Do this:
Every line with the word "studio" in it should be extracted from the data that follows.

Dataset records:
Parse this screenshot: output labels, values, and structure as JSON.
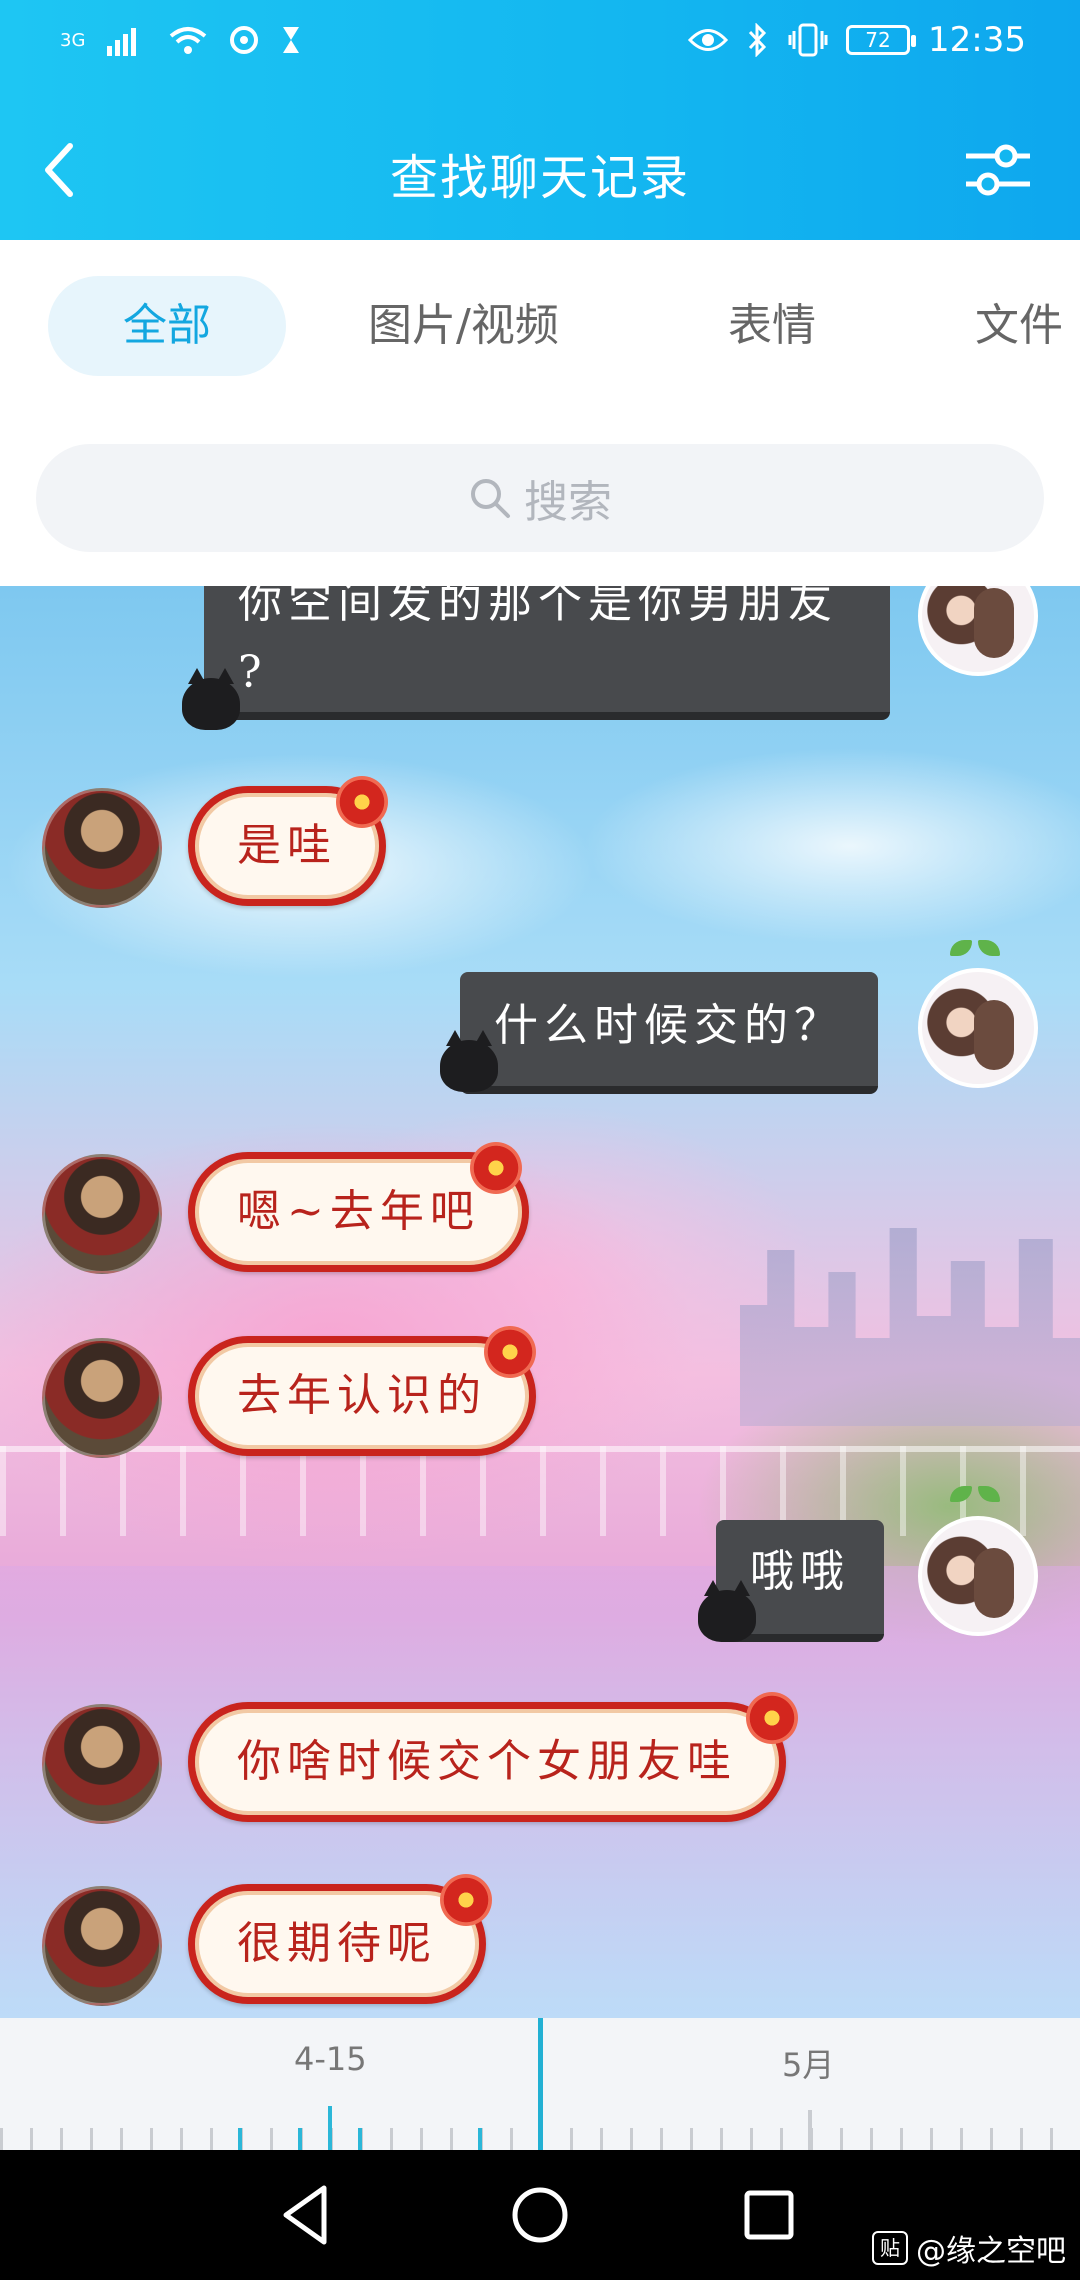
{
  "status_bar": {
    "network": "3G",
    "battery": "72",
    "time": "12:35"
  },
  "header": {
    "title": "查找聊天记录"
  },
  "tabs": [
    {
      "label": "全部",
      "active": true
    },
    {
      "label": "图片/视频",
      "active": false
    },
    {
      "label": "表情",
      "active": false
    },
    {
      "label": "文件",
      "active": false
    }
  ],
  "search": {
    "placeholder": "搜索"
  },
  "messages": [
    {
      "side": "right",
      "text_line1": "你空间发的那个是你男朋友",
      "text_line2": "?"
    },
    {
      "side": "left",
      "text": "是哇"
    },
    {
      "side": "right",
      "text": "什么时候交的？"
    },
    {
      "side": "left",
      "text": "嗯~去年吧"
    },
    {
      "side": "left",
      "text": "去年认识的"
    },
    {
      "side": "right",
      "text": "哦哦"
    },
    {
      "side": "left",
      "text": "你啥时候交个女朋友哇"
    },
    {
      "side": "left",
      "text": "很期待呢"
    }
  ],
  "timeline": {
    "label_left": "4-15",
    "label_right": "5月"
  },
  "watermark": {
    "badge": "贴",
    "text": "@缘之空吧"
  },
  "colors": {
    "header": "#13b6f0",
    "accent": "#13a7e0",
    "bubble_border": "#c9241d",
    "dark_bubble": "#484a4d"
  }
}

* * *

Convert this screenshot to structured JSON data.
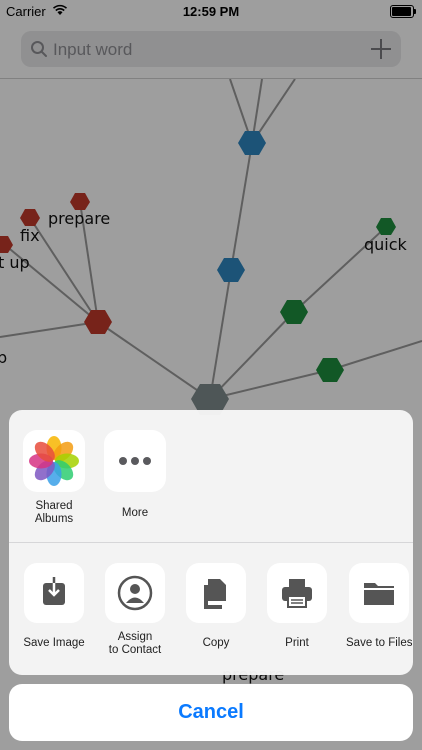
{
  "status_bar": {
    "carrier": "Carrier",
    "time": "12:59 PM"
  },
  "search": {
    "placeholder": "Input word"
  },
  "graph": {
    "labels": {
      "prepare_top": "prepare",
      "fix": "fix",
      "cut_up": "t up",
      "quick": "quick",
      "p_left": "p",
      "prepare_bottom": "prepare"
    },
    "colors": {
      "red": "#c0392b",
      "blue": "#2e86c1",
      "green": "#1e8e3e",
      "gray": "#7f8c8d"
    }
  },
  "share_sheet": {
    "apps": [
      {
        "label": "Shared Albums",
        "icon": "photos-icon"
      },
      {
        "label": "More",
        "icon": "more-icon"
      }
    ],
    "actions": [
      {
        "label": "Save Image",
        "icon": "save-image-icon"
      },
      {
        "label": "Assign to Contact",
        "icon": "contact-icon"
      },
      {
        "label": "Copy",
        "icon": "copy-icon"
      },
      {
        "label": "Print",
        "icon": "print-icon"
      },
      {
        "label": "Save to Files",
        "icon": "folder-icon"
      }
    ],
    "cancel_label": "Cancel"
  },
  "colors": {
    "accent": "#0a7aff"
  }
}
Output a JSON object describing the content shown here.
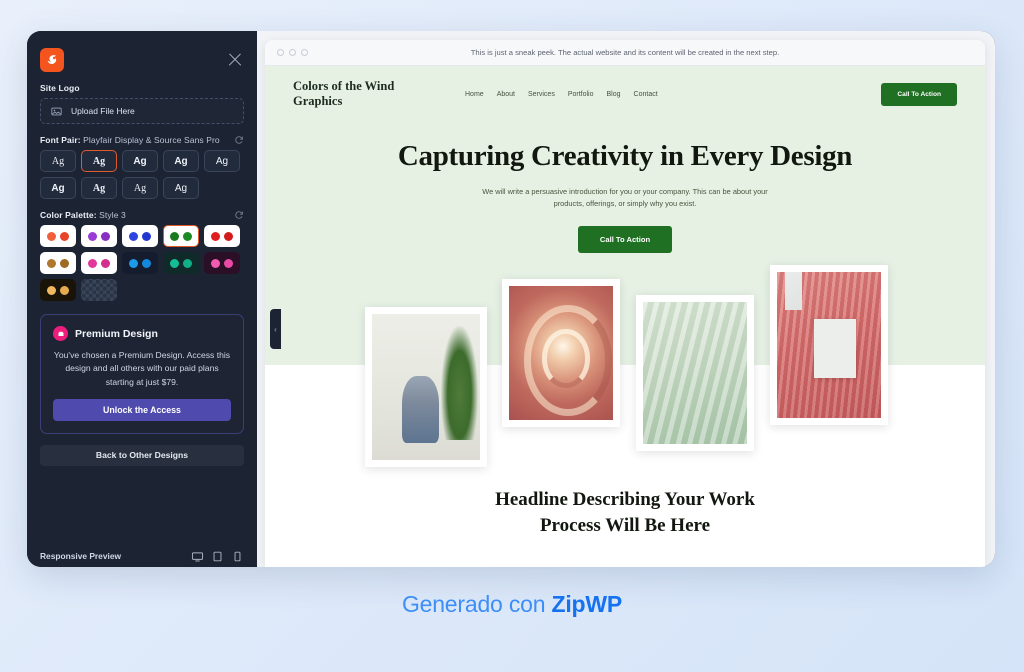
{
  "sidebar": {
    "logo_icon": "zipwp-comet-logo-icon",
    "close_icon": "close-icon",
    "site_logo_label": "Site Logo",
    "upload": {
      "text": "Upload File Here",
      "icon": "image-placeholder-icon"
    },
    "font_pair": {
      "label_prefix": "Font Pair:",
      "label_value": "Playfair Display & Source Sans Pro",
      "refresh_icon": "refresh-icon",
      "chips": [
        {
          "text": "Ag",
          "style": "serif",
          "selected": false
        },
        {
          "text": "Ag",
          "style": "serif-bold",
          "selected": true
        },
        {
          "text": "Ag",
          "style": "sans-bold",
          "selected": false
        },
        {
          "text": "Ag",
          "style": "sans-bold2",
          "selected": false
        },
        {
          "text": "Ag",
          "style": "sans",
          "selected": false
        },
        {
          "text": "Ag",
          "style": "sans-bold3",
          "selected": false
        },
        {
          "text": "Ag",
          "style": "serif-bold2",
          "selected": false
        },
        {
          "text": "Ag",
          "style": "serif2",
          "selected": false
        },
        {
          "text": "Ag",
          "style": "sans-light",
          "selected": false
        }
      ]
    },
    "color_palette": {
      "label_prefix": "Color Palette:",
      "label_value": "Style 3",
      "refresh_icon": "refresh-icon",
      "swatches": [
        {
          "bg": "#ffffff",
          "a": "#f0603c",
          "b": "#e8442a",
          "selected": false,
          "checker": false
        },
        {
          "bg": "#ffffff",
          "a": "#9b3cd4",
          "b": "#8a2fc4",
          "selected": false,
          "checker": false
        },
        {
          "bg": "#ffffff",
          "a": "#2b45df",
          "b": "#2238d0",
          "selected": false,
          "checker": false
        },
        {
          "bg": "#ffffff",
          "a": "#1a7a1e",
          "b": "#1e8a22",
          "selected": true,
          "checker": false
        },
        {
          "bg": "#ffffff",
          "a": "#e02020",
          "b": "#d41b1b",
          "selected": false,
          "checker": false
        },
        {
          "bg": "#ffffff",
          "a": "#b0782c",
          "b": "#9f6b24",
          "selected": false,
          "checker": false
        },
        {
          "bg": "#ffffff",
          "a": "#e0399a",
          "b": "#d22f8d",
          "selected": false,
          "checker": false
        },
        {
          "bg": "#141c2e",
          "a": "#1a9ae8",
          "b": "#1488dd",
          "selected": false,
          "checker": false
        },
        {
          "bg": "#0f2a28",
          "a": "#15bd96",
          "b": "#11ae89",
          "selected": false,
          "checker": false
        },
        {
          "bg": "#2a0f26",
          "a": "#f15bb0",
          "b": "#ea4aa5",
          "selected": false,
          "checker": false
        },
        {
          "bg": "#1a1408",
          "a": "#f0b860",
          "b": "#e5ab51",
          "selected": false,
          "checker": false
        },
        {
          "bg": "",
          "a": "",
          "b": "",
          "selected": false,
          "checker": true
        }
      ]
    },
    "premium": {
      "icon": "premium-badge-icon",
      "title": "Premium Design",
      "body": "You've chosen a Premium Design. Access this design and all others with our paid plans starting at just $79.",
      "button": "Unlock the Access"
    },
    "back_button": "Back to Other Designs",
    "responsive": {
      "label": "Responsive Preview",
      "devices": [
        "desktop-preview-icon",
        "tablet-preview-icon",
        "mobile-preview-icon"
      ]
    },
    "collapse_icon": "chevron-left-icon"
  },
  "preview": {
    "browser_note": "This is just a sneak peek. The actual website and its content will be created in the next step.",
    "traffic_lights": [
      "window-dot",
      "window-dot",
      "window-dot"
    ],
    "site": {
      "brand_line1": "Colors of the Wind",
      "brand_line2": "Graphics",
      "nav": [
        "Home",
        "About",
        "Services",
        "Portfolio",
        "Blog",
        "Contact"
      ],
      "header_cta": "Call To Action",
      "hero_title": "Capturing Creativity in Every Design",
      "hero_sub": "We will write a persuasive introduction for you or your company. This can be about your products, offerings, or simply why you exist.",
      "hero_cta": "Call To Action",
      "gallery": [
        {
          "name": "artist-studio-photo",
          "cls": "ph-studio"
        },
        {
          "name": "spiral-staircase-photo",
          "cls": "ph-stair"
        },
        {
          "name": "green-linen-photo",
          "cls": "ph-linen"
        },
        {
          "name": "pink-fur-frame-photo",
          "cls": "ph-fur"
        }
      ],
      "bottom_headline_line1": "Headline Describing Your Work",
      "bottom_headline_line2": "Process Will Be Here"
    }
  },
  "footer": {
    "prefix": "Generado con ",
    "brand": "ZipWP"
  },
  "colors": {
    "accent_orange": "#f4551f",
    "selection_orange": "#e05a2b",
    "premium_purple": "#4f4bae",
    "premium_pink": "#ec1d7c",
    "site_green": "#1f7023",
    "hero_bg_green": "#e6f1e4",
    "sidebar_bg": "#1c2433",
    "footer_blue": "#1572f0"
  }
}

Response to the task:
          "name": "artist-studio-photo",
          "cls": "ph-studio"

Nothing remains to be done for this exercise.